• **TO BE DONE**: Extract all lines in the data that contain the word "title".

• **MATERIAL FOR THE TASK**:
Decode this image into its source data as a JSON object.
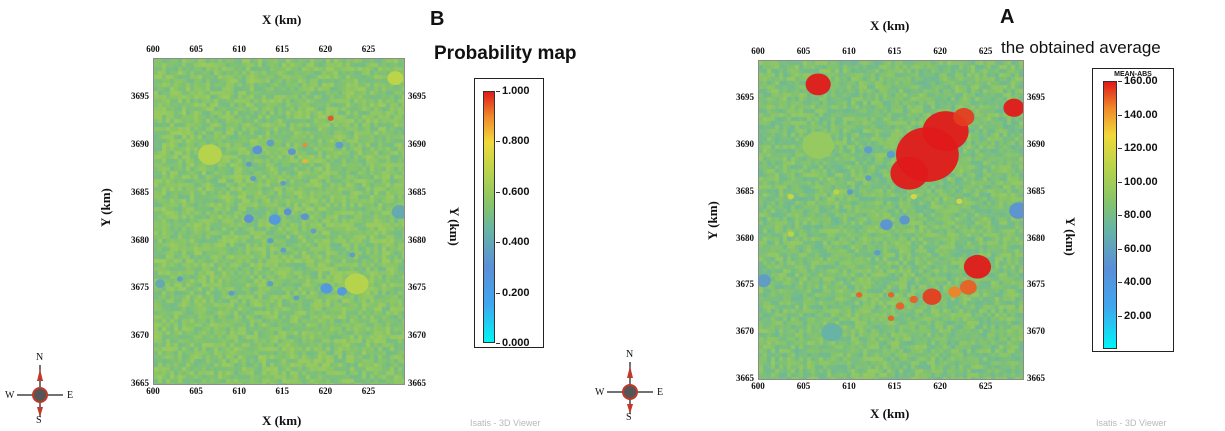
{
  "chart_data": [
    {
      "id": "B",
      "type": "heatmap",
      "panel_letter": "B",
      "title": "Probability map",
      "xlabel": "X (km)",
      "ylabel": "Y (km)",
      "xlim": [
        600,
        629
      ],
      "ylim": [
        3665,
        3699
      ],
      "x_ticks": [
        "600",
        "605",
        "610",
        "615",
        "620",
        "625"
      ],
      "y_ticks": [
        "3665",
        "3670",
        "3675",
        "3680",
        "3685",
        "3690",
        "3695"
      ],
      "colorbar": {
        "title": "",
        "range": [
          0.0,
          1.0
        ],
        "labels": [
          "1.000",
          "0.800",
          "0.600",
          "0.400",
          "0.200",
          "0.000"
        ],
        "label_values": [
          1.0,
          0.8,
          0.6,
          0.4,
          0.2,
          0.0
        ]
      },
      "background_value": 0.55,
      "anomalies": [
        {
          "x": 612.0,
          "y": 3689.5,
          "value": 0.3,
          "r": 0.5
        },
        {
          "x": 613.5,
          "y": 3690.2,
          "value": 0.35,
          "r": 0.4
        },
        {
          "x": 611.0,
          "y": 3688.0,
          "value": 0.35,
          "r": 0.3
        },
        {
          "x": 616.0,
          "y": 3689.3,
          "value": 0.32,
          "r": 0.4
        },
        {
          "x": 621.5,
          "y": 3690.0,
          "value": 0.35,
          "r": 0.4
        },
        {
          "x": 620.5,
          "y": 3692.8,
          "value": 0.95,
          "r": 0.3
        },
        {
          "x": 617.5,
          "y": 3690.0,
          "value": 0.9,
          "r": 0.25
        },
        {
          "x": 617.5,
          "y": 3688.3,
          "value": 0.85,
          "r": 0.25
        },
        {
          "x": 611.5,
          "y": 3686.5,
          "value": 0.35,
          "r": 0.3
        },
        {
          "x": 615.0,
          "y": 3686.0,
          "value": 0.35,
          "r": 0.3
        },
        {
          "x": 611.0,
          "y": 3682.3,
          "value": 0.3,
          "r": 0.5
        },
        {
          "x": 614.0,
          "y": 3682.2,
          "value": 0.25,
          "r": 0.6
        },
        {
          "x": 615.5,
          "y": 3683.0,
          "value": 0.3,
          "r": 0.4
        },
        {
          "x": 617.5,
          "y": 3682.5,
          "value": 0.32,
          "r": 0.4
        },
        {
          "x": 618.5,
          "y": 3681.0,
          "value": 0.35,
          "r": 0.3
        },
        {
          "x": 613.5,
          "y": 3680.0,
          "value": 0.35,
          "r": 0.3
        },
        {
          "x": 615.0,
          "y": 3679.0,
          "value": 0.35,
          "r": 0.3
        },
        {
          "x": 620.0,
          "y": 3675.0,
          "value": 0.25,
          "r": 0.6
        },
        {
          "x": 621.8,
          "y": 3674.7,
          "value": 0.25,
          "r": 0.5
        },
        {
          "x": 613.5,
          "y": 3675.5,
          "value": 0.35,
          "r": 0.3
        },
        {
          "x": 616.5,
          "y": 3674.0,
          "value": 0.35,
          "r": 0.3
        },
        {
          "x": 609.0,
          "y": 3674.5,
          "value": 0.35,
          "r": 0.3
        },
        {
          "x": 603.0,
          "y": 3676.0,
          "value": 0.35,
          "r": 0.3
        },
        {
          "x": 600.7,
          "y": 3675.5,
          "value": 0.4,
          "r": 0.5
        },
        {
          "x": 623.0,
          "y": 3678.5,
          "value": 0.35,
          "r": 0.3
        },
        {
          "x": 606.5,
          "y": 3689.0,
          "value": 0.68,
          "r": 1.2
        },
        {
          "x": 623.5,
          "y": 3675.5,
          "value": 0.68,
          "r": 1.2
        },
        {
          "x": 628.0,
          "y": 3697.0,
          "value": 0.7,
          "r": 0.8
        },
        {
          "x": 628.5,
          "y": 3683.0,
          "value": 0.4,
          "r": 0.8
        }
      ]
    },
    {
      "id": "A",
      "type": "heatmap",
      "panel_letter": "A",
      "title": "the obtained average",
      "xlabel": "X (km)",
      "ylabel": "Y (km)",
      "xlim": [
        600,
        629
      ],
      "ylim": [
        3665,
        3699
      ],
      "x_ticks": [
        "600",
        "605",
        "610",
        "615",
        "620",
        "625"
      ],
      "y_ticks": [
        "3665",
        "3670",
        "3675",
        "3680",
        "3685",
        "3690",
        "3695"
      ],
      "colorbar": {
        "title": "MEAN-ABS",
        "range": [
          0,
          160
        ],
        "labels": [
          "160.00",
          "140.00",
          "120.00",
          "100.00",
          "80.00",
          "60.00",
          "40.00",
          "20.00"
        ],
        "label_values": [
          160,
          140,
          120,
          100,
          80,
          60,
          40,
          20
        ]
      },
      "background_value": 85,
      "anomalies": [
        {
          "x": 606.5,
          "y": 3696.5,
          "value": 160,
          "r": 1.2
        },
        {
          "x": 618.5,
          "y": 3689.0,
          "value": 160,
          "r": 3.0
        },
        {
          "x": 620.5,
          "y": 3691.5,
          "value": 160,
          "r": 2.2
        },
        {
          "x": 616.5,
          "y": 3687.0,
          "value": 160,
          "r": 1.8
        },
        {
          "x": 622.5,
          "y": 3693.0,
          "value": 155,
          "r": 1.0
        },
        {
          "x": 628.0,
          "y": 3694.0,
          "value": 160,
          "r": 1.0
        },
        {
          "x": 624.0,
          "y": 3677.0,
          "value": 160,
          "r": 1.3
        },
        {
          "x": 623.0,
          "y": 3674.8,
          "value": 150,
          "r": 0.8
        },
        {
          "x": 619.0,
          "y": 3673.8,
          "value": 155,
          "r": 0.9
        },
        {
          "x": 621.5,
          "y": 3674.3,
          "value": 145,
          "r": 0.6
        },
        {
          "x": 617.0,
          "y": 3673.5,
          "value": 150,
          "r": 0.4
        },
        {
          "x": 615.5,
          "y": 3672.8,
          "value": 150,
          "r": 0.4
        },
        {
          "x": 614.5,
          "y": 3671.5,
          "value": 150,
          "r": 0.3
        },
        {
          "x": 611.0,
          "y": 3674.0,
          "value": 150,
          "r": 0.3
        },
        {
          "x": 614.5,
          "y": 3674.0,
          "value": 150,
          "r": 0.3
        },
        {
          "x": 612.0,
          "y": 3689.5,
          "value": 55,
          "r": 0.4
        },
        {
          "x": 614.5,
          "y": 3689.0,
          "value": 55,
          "r": 0.4
        },
        {
          "x": 614.0,
          "y": 3681.5,
          "value": 50,
          "r": 0.6
        },
        {
          "x": 616.0,
          "y": 3682.0,
          "value": 50,
          "r": 0.5
        },
        {
          "x": 612.0,
          "y": 3686.5,
          "value": 55,
          "r": 0.3
        },
        {
          "x": 610.0,
          "y": 3685.0,
          "value": 55,
          "r": 0.3
        },
        {
          "x": 613.0,
          "y": 3678.5,
          "value": 55,
          "r": 0.3
        },
        {
          "x": 603.5,
          "y": 3684.5,
          "value": 115,
          "r": 0.3
        },
        {
          "x": 608.5,
          "y": 3685.0,
          "value": 110,
          "r": 0.3
        },
        {
          "x": 603.5,
          "y": 3680.5,
          "value": 110,
          "r": 0.3
        },
        {
          "x": 622.0,
          "y": 3684.0,
          "value": 120,
          "r": 0.3
        },
        {
          "x": 617.0,
          "y": 3684.5,
          "value": 120,
          "r": 0.3
        },
        {
          "x": 628.5,
          "y": 3683.0,
          "value": 50,
          "r": 0.9
        },
        {
          "x": 600.5,
          "y": 3675.5,
          "value": 55,
          "r": 0.7
        },
        {
          "x": 606.5,
          "y": 3690.0,
          "value": 95,
          "r": 1.5
        },
        {
          "x": 608.0,
          "y": 3670.0,
          "value": 70,
          "r": 1.0
        }
      ]
    }
  ],
  "compass": {
    "n": "N",
    "s": "S",
    "e": "E",
    "w": "W"
  },
  "watermark": "Isatis - 3D Viewer"
}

• **SOLUTION TO THE EXERCISE**:
      "title": "Probability map",
        "title": "",
      "title": "the obtained average",
        "title": "MEAN-ABS",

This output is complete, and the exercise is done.